## DATA PROVIDED
= = = = =

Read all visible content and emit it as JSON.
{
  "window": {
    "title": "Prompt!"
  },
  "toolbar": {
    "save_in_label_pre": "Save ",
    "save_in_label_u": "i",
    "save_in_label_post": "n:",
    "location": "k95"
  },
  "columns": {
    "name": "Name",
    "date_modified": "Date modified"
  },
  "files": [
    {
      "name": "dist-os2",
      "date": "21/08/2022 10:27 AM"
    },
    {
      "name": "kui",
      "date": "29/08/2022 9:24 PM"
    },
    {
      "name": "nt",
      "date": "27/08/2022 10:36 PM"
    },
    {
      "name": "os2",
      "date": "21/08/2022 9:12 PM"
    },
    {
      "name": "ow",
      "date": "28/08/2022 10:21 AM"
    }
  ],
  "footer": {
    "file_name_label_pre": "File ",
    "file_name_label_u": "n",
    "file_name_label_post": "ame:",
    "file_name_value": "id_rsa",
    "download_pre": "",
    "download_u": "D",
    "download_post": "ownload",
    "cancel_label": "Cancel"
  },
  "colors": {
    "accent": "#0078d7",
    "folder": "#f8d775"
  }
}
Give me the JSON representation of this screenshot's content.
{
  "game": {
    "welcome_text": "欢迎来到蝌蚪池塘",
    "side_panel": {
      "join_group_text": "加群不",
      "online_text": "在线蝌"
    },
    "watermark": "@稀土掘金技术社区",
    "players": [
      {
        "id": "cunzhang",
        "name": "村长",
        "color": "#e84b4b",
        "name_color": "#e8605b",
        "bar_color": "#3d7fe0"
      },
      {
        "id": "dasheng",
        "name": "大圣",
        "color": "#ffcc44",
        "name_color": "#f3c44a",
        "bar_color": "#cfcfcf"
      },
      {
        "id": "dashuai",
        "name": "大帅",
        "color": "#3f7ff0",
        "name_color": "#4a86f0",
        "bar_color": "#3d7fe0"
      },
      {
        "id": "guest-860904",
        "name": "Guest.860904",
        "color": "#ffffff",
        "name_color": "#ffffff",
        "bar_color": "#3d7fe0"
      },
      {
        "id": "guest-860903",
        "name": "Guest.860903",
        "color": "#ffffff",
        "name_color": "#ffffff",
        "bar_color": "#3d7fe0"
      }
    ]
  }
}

= = = = =

## PROBLEM DESCRIPTION
Exactly reproduce all of the entries.

## SOLUTION
Read all visible content and emit it as JSON.
{
  "window": {
    "title": "Prompt!"
  },
  "toolbar": {
    "save_in_label_pre": "Save ",
    "save_in_label_u": "i",
    "save_in_label_post": "n:",
    "location": "k95"
  },
  "columns": {
    "name": "Name",
    "date_modified": "Date modified"
  },
  "files": [
    {
      "name": "dist-os2",
      "date": "21/08/2022 10:27 AM"
    },
    {
      "name": "kui",
      "date": "29/08/2022 9:24 PM"
    },
    {
      "name": "nt",
      "date": "27/08/2022 10:36 PM"
    },
    {
      "name": "os2",
      "date": "21/08/2022 9:12 PM"
    },
    {
      "name": "ow",
      "date": "28/08/2022 10:21 AM"
    }
  ],
  "footer": {
    "file_name_label_pre": "File ",
    "file_name_label_u": "n",
    "file_name_label_post": "ame:",
    "file_name_value": "id_rsa",
    "download_pre": "",
    "download_u": "D",
    "download_post": "ownload",
    "cancel_label": "Cancel"
  },
  "colors": {
    "accent": "#0078d7",
    "folder": "#f8d775"
  }
}
Give me the JSON representation of this screenshot's content.
{
  "game": {
    "welcome_text": "欢迎来到蝌蚪池塘",
    "side_panel": {
      "join_group_text": "加群不",
      "online_text": "在线蝌"
    },
    "watermark": "@稀土掘金技术社区",
    "players": [
      {
        "id": "cunzhang",
        "name": "村长",
        "color": "#e84b4b",
        "name_color": "#e8605b",
        "bar_color": "#3d7fe0"
      },
      {
        "id": "dasheng",
        "name": "大圣",
        "color": "#ffcc44",
        "name_color": "#f3c44a",
        "bar_color": "#cfcfcf"
      },
      {
        "id": "dashuai",
        "name": "大帅",
        "color": "#3f7ff0",
        "name_color": "#4a86f0",
        "bar_color": "#3d7fe0"
      },
      {
        "id": "guest-860904",
        "name": "Guest.860904",
        "color": "#ffffff",
        "name_color": "#ffffff",
        "bar_color": "#3d7fe0"
      },
      {
        "id": "guest-860903",
        "name": "Guest.860903",
        "color": "#ffffff",
        "name_color": "#ffffff",
        "bar_color": "#3d7fe0"
      }
    ]
  }
}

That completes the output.